• [Exercise data]
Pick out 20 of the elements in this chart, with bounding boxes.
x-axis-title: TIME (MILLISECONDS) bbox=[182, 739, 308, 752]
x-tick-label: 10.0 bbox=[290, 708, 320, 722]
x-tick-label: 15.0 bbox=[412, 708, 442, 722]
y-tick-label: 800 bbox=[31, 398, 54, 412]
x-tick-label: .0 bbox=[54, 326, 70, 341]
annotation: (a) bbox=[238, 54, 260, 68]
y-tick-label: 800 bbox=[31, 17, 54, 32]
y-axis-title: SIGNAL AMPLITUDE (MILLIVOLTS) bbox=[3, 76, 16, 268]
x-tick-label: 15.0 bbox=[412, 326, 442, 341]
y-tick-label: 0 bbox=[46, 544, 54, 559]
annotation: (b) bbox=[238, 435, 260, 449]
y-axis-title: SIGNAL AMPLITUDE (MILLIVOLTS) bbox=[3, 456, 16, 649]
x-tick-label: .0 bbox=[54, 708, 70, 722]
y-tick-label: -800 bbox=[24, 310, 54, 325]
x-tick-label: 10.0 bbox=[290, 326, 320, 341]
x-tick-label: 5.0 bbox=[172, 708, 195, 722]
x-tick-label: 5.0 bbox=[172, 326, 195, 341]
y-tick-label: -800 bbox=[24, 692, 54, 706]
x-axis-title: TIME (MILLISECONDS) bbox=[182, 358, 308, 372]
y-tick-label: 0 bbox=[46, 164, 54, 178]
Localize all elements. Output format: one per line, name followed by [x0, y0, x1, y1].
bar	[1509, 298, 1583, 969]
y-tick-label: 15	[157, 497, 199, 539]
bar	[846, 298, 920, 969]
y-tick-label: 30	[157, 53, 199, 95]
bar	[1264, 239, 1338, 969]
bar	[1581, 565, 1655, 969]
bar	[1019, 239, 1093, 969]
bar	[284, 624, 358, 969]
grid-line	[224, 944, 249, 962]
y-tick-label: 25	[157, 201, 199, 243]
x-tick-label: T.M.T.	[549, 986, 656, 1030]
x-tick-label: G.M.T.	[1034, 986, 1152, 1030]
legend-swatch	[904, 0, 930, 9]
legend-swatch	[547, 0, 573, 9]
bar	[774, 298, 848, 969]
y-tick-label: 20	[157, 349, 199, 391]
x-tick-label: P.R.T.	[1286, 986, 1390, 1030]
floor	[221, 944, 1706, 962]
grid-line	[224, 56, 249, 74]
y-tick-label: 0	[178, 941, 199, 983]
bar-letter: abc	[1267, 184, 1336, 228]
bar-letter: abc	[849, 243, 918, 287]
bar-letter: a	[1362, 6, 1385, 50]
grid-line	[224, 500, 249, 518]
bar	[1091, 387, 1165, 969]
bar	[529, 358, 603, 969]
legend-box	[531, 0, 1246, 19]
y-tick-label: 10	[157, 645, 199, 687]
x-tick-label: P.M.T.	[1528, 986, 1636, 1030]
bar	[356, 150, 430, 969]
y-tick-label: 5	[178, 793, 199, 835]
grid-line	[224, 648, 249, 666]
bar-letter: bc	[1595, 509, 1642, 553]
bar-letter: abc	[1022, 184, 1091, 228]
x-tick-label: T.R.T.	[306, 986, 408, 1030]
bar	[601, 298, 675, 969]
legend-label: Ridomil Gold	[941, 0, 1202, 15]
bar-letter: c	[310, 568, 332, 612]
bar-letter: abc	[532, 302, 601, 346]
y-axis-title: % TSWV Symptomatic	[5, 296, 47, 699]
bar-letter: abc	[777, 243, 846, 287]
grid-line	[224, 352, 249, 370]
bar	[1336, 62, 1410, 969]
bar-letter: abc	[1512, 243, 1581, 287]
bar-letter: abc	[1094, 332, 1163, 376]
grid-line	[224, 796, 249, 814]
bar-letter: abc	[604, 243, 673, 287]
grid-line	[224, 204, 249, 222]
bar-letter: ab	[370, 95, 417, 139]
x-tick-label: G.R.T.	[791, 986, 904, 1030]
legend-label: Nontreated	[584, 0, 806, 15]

• [Exercise prompt] Copy out the whole listing above, line by line, with every character unchanged.

• [Full answer]
Pick out 20 of the elements in this chart, with bounding boxes.
x-axis-title: TIME (MILLISECONDS) bbox=[182, 739, 308, 752]
x-tick-label: 10.0 bbox=[290, 708, 320, 722]
x-tick-label: 15.0 bbox=[412, 708, 442, 722]
y-tick-label: 800 bbox=[31, 398, 54, 412]
x-tick-label: .0 bbox=[54, 326, 70, 341]
annotation: (a) bbox=[238, 54, 260, 68]
y-tick-label: 800 bbox=[31, 17, 54, 32]
y-axis-title: SIGNAL AMPLITUDE (MILLIVOLTS) bbox=[3, 76, 16, 268]
x-tick-label: 15.0 bbox=[412, 326, 442, 341]
y-tick-label: 0 bbox=[46, 544, 54, 559]
annotation: (b) bbox=[238, 435, 260, 449]
y-axis-title: SIGNAL AMPLITUDE (MILLIVOLTS) bbox=[3, 456, 16, 649]
x-tick-label: .0 bbox=[54, 708, 70, 722]
y-tick-label: -800 bbox=[24, 310, 54, 325]
x-tick-label: 10.0 bbox=[290, 326, 320, 341]
x-tick-label: 5.0 bbox=[172, 708, 195, 722]
x-tick-label: 5.0 bbox=[172, 326, 195, 341]
y-tick-label: -800 bbox=[24, 692, 54, 706]
x-axis-title: TIME (MILLISECONDS) bbox=[182, 358, 308, 372]
y-tick-label: 0 bbox=[46, 164, 54, 178]
Localize all elements. Output format: one per line, name followed by [x0, y0, x1, y1].
bar	[1509, 298, 1583, 969]
y-tick-label: 15	[157, 497, 199, 539]
bar	[846, 298, 920, 969]
y-tick-label: 30	[157, 53, 199, 95]
bar	[1264, 239, 1338, 969]
bar	[1581, 565, 1655, 969]
bar	[1019, 239, 1093, 969]
bar	[284, 624, 358, 969]
grid-line	[224, 944, 249, 962]
y-tick-label: 25	[157, 201, 199, 243]
x-tick-label: T.M.T.	[549, 986, 656, 1030]
x-tick-label: G.M.T.	[1034, 986, 1152, 1030]
legend-swatch	[904, 0, 930, 9]
legend-swatch	[547, 0, 573, 9]
bar	[774, 298, 848, 969]
y-tick-label: 20	[157, 349, 199, 391]
x-tick-label: P.R.T.	[1286, 986, 1390, 1030]
floor	[221, 944, 1706, 962]
grid-line	[224, 56, 249, 74]
y-tick-label: 0	[178, 941, 199, 983]
bar-letter: abc	[1267, 184, 1336, 228]
bar-letter: abc	[849, 243, 918, 287]
bar-letter: a	[1362, 6, 1385, 50]
grid-line	[224, 500, 249, 518]
bar	[1091, 387, 1165, 969]
bar	[529, 358, 603, 969]
legend-box	[531, 0, 1246, 19]
y-tick-label: 10	[157, 645, 199, 687]
x-tick-label: P.M.T.	[1528, 986, 1636, 1030]
bar	[356, 150, 430, 969]
y-tick-label: 5	[178, 793, 199, 835]
grid-line	[224, 648, 249, 666]
bar-letter: bc	[1595, 509, 1642, 553]
bar-letter: abc	[1022, 184, 1091, 228]
x-tick-label: T.R.T.	[306, 986, 408, 1030]
bar	[601, 298, 675, 969]
legend-label: Ridomil Gold	[941, 0, 1202, 15]
bar-letter: c	[310, 568, 332, 612]
bar-letter: abc	[532, 302, 601, 346]
y-axis-title: % TSWV Symptomatic	[5, 296, 47, 699]
bar-letter: abc	[777, 243, 846, 287]
grid-line	[224, 352, 249, 370]
bar	[1336, 62, 1410, 969]
bar-letter: abc	[1512, 243, 1581, 287]
bar-letter: abc	[1094, 332, 1163, 376]
grid-line	[224, 796, 249, 814]
bar-letter: abc	[604, 243, 673, 287]
grid-line	[224, 204, 249, 222]
bar-letter: ab	[370, 95, 417, 139]
x-tick-label: G.R.T.	[791, 986, 904, 1030]
legend-label: Nontreated	[584, 0, 806, 15]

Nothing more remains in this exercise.